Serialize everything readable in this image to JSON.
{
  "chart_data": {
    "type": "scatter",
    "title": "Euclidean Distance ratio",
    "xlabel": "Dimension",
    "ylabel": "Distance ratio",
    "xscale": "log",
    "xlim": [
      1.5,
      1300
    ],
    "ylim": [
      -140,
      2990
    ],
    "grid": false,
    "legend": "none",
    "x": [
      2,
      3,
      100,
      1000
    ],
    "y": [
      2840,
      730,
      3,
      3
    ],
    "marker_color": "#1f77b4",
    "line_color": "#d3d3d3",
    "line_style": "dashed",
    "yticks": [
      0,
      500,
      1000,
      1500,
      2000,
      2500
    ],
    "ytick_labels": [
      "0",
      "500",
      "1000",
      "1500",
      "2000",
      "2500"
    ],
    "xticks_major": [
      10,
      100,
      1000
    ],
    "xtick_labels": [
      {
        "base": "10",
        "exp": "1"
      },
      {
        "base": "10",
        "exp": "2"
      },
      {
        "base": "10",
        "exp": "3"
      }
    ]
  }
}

→ Set exercise: Copy each line above where the string "ratio" occurs.

→ Result for this task:
    "title": "Euclidean Distance ratio",
    "ylabel": "Distance ratio",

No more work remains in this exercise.